--- begin RECORDS TO USE ---
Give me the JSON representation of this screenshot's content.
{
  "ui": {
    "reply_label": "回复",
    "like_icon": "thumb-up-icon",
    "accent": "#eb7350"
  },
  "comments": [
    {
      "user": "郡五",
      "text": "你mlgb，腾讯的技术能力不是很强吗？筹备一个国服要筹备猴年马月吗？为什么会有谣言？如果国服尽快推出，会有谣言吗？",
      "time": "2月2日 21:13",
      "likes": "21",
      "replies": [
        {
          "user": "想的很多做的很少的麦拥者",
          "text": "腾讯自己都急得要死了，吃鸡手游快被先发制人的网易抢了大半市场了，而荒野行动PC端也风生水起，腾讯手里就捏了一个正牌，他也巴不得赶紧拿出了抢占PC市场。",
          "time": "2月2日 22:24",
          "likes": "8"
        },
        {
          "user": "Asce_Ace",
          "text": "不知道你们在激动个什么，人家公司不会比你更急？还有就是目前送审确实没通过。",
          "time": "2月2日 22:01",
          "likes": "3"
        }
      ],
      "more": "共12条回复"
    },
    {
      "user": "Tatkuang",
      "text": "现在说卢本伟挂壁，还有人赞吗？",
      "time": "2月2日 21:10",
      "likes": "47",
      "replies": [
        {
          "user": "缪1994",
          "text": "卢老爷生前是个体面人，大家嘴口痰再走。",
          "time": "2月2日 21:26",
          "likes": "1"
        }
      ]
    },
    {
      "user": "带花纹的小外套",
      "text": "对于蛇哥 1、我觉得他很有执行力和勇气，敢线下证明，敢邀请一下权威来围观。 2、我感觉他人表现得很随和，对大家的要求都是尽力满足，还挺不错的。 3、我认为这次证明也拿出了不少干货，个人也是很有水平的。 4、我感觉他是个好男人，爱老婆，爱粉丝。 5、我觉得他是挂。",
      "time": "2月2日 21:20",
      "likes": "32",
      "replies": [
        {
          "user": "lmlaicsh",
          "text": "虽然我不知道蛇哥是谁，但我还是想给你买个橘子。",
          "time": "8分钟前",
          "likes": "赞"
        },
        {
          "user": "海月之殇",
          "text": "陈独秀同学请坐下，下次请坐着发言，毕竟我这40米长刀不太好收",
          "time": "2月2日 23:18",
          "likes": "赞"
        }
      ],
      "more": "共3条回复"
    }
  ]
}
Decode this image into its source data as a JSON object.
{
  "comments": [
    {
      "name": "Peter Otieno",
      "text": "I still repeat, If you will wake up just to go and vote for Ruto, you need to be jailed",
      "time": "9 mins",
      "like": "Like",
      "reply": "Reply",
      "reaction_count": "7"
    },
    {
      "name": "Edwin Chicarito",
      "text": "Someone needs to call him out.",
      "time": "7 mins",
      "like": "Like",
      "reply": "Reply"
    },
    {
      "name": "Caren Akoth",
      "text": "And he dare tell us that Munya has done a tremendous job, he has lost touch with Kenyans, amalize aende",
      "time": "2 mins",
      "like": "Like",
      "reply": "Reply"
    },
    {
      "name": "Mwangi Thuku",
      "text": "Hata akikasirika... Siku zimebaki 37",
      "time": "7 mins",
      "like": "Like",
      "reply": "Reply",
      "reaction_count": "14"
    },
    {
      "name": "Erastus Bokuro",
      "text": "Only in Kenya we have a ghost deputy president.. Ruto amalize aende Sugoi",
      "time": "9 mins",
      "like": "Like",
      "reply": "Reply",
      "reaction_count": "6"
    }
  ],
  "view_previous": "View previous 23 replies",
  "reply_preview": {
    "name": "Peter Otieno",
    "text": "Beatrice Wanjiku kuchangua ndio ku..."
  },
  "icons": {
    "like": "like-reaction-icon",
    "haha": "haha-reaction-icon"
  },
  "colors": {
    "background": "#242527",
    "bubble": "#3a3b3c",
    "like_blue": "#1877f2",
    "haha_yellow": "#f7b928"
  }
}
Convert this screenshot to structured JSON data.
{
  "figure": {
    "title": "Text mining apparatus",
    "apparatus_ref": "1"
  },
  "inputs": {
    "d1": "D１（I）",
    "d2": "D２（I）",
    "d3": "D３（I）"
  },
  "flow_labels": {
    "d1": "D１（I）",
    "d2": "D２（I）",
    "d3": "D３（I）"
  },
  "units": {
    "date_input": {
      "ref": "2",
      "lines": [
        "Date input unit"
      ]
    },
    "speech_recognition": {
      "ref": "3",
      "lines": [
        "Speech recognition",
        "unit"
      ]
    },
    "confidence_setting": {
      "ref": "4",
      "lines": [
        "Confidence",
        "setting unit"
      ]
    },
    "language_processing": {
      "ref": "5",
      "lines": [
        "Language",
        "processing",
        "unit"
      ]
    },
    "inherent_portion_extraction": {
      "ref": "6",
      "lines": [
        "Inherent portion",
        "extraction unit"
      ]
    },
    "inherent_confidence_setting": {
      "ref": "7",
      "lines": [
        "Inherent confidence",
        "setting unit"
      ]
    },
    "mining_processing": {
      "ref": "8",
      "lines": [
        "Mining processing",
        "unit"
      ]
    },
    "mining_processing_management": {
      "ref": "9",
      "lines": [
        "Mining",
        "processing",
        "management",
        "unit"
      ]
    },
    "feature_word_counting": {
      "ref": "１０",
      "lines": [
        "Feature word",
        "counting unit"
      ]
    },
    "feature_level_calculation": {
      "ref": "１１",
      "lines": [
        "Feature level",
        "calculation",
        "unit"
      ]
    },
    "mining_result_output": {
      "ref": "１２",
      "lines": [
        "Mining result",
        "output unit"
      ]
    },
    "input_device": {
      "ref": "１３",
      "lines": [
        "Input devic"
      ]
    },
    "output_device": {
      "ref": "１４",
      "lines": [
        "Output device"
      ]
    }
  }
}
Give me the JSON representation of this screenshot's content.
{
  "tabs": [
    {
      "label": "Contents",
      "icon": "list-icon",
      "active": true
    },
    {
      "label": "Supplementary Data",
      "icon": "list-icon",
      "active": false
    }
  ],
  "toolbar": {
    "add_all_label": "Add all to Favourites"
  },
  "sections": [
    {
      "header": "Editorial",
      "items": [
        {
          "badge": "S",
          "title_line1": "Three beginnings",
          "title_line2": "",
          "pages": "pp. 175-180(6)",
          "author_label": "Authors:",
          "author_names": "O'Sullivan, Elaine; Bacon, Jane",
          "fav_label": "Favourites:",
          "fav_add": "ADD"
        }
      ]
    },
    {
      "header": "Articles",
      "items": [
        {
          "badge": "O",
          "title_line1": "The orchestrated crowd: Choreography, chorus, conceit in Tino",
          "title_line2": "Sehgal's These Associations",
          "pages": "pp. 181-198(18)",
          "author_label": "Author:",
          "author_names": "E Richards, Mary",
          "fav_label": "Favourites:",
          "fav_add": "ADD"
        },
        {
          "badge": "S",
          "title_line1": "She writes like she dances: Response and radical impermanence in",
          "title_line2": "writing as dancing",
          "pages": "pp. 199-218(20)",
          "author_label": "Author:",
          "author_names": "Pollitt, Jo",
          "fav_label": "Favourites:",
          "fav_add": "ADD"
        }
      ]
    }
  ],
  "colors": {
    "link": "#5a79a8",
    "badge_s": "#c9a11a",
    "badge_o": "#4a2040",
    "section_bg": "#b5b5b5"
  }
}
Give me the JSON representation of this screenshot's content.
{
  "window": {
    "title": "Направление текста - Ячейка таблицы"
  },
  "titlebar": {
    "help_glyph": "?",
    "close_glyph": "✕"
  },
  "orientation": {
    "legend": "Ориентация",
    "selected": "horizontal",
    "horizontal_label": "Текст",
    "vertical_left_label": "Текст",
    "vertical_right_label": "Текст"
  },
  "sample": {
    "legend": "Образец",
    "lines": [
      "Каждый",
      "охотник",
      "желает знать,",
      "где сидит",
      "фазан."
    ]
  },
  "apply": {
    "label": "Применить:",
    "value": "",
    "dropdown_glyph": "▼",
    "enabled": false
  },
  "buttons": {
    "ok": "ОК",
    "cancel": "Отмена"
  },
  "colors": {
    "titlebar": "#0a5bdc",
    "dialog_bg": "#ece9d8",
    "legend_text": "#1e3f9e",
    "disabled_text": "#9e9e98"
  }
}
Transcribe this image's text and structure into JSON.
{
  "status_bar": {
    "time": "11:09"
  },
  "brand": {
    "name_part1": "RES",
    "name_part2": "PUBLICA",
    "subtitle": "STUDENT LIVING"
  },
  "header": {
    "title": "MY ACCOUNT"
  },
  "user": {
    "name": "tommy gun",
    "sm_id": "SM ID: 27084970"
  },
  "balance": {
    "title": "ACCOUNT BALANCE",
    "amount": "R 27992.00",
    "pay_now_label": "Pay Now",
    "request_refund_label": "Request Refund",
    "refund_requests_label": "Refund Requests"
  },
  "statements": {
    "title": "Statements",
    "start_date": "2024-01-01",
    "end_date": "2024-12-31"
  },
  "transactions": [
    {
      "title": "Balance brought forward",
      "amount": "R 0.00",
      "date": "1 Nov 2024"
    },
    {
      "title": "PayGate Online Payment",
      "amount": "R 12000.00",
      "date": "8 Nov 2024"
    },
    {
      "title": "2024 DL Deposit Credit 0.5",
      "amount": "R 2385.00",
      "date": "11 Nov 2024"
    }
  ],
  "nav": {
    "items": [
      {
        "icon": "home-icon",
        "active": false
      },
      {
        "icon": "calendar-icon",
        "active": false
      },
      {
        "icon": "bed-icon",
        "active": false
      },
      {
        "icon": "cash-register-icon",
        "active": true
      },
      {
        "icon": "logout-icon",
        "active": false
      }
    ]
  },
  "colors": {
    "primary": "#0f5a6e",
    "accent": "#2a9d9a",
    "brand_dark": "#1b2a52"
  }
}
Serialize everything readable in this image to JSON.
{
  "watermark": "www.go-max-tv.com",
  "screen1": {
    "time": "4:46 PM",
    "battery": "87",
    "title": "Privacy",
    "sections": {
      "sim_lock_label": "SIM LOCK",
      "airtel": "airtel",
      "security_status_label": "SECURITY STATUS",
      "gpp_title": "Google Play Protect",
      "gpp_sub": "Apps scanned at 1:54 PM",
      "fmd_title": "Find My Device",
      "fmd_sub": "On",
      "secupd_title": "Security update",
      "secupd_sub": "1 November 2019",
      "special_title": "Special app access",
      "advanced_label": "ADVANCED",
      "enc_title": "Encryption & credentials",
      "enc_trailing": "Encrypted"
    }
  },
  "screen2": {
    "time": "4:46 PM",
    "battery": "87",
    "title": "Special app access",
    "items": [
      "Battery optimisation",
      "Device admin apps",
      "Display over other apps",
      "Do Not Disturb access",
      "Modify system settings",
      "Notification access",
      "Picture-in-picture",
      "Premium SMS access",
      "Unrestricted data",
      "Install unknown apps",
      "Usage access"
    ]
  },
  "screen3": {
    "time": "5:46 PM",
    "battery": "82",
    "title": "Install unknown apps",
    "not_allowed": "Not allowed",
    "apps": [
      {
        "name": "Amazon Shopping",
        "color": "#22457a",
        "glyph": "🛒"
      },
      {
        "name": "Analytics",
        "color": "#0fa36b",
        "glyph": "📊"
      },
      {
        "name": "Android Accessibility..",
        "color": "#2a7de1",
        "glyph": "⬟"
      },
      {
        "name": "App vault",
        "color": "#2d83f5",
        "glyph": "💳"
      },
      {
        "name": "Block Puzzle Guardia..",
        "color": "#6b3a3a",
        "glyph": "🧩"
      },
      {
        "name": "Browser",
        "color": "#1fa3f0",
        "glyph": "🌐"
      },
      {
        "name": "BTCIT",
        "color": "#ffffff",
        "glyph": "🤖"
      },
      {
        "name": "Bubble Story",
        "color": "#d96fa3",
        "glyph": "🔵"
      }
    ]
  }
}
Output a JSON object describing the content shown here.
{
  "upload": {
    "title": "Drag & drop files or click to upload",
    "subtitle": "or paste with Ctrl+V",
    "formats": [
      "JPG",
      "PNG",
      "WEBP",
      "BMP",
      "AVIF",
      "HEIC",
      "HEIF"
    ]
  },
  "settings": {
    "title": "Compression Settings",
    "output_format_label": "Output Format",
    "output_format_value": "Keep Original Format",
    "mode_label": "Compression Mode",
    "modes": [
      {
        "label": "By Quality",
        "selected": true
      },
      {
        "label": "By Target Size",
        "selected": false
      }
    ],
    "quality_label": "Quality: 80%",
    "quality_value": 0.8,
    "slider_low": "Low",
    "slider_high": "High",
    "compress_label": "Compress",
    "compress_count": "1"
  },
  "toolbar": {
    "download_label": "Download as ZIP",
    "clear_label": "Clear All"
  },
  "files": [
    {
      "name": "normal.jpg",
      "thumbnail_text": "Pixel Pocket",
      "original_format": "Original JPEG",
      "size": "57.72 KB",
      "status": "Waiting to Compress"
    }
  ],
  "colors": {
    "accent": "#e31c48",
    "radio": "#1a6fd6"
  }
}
--- end RECORDS TO USE ---
WHAT THIS TASK INVOLVES:
Extract lines where the string "amount" occurs.

FULL OUTPUT:
    "amount": "R 27992.00",
      "amount": "R 0.00",
      "amount": "R 12000.00",
      "amount": "R 2385.00",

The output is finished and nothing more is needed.